→ **STATED PROBLEM**: Lines containing the word "marker" are to be located and copied.

[Rows from a dataset]
- - - - -
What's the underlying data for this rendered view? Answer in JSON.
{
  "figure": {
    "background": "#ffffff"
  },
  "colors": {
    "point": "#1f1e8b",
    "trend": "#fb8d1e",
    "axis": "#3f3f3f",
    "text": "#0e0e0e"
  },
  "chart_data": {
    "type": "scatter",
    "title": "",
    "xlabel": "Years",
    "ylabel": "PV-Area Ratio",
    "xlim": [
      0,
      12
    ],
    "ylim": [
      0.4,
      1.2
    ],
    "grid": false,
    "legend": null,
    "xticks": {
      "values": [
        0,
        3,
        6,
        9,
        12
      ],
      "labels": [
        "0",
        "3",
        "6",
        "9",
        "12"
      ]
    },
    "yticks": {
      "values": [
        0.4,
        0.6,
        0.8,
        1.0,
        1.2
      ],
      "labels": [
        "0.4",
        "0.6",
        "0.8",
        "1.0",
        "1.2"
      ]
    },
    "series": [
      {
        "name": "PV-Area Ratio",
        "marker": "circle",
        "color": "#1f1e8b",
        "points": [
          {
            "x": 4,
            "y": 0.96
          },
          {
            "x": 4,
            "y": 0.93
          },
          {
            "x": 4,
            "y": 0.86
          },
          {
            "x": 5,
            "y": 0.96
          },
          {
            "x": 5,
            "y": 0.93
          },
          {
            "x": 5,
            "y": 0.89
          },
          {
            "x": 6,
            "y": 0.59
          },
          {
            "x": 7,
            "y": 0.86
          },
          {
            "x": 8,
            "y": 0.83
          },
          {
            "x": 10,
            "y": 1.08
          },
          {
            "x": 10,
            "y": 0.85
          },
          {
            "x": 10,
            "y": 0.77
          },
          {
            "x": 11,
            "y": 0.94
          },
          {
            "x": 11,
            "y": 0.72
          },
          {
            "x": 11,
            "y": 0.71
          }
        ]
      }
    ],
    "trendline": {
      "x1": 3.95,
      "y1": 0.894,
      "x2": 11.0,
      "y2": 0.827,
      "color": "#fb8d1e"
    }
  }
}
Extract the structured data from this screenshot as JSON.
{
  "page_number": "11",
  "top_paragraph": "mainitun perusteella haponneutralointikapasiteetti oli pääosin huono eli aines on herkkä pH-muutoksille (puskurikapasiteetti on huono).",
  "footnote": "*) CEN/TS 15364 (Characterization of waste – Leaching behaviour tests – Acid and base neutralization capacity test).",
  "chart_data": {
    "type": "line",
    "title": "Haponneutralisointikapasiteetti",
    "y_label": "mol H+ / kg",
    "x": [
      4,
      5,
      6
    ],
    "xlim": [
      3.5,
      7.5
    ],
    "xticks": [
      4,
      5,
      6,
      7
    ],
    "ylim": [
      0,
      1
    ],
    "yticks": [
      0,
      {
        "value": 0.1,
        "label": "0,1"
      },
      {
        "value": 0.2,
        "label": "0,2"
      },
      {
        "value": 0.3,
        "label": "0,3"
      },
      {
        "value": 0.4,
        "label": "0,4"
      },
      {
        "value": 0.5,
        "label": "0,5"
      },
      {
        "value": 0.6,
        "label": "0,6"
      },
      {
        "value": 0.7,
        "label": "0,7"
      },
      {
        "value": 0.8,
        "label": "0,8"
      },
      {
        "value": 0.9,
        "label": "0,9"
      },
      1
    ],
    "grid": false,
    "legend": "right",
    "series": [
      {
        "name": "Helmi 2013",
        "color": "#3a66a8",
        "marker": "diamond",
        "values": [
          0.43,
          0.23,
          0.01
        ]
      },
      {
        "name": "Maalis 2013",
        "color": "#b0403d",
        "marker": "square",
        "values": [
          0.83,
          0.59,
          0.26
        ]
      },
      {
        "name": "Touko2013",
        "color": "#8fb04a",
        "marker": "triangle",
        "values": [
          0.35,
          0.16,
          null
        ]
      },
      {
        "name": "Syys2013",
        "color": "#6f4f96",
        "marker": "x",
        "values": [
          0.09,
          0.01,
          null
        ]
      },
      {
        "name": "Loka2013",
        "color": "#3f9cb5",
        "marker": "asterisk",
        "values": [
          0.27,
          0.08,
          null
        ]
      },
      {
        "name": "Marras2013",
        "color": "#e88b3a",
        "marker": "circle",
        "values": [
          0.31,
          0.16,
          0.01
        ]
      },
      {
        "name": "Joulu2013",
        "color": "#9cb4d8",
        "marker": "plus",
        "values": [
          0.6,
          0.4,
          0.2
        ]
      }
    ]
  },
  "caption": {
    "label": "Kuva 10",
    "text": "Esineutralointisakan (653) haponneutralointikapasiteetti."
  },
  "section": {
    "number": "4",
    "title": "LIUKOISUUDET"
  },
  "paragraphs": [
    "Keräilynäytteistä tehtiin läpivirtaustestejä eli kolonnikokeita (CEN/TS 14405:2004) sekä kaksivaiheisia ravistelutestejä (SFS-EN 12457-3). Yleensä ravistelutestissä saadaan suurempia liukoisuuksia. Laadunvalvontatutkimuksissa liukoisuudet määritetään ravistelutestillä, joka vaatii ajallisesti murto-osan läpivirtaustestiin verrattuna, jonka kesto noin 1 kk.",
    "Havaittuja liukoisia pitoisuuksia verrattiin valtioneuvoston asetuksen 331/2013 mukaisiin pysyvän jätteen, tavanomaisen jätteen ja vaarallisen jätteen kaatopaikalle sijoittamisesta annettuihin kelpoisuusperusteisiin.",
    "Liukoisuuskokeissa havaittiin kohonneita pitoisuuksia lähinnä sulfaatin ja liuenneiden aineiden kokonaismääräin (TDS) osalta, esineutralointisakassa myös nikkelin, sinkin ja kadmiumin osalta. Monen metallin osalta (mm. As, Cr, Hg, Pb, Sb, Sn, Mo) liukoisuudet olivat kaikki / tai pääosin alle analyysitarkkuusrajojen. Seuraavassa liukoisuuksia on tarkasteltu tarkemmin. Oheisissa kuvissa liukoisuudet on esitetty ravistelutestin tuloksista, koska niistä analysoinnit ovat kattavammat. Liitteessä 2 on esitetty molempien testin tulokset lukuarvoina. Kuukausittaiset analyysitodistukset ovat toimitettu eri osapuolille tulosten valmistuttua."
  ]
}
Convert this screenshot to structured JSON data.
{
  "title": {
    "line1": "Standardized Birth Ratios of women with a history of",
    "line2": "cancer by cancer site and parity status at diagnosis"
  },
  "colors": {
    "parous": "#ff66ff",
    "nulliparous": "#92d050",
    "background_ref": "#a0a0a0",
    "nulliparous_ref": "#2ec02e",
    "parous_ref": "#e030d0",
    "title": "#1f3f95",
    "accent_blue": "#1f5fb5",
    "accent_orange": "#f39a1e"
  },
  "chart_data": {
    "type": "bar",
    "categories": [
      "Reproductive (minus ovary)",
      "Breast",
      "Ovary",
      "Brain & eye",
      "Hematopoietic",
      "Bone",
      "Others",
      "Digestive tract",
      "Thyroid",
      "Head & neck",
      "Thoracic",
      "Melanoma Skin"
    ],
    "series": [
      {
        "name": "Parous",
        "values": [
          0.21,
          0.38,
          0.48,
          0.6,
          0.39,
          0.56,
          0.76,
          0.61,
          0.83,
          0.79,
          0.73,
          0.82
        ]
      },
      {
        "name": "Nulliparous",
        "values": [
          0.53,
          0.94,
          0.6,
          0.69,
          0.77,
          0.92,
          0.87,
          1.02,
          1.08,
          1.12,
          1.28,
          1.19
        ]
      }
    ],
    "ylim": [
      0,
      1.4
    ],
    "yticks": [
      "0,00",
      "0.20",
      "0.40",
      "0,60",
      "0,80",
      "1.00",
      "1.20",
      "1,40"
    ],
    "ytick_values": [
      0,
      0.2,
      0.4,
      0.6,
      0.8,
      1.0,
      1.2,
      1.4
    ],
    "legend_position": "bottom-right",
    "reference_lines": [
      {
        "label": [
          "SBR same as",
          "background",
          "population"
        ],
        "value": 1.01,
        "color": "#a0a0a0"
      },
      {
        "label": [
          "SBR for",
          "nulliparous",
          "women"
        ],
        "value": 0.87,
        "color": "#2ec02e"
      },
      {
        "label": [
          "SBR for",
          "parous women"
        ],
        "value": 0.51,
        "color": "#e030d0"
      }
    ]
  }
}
- - - - -
→ **EXPECTED ANSWER**:
        "marker": "circle",
        "marker": "diamond",
        "marker": "square",
        "marker": "triangle",
        "marker": "x",
        "marker": "asterisk",
        "marker": "circle",
        "marker": "plus",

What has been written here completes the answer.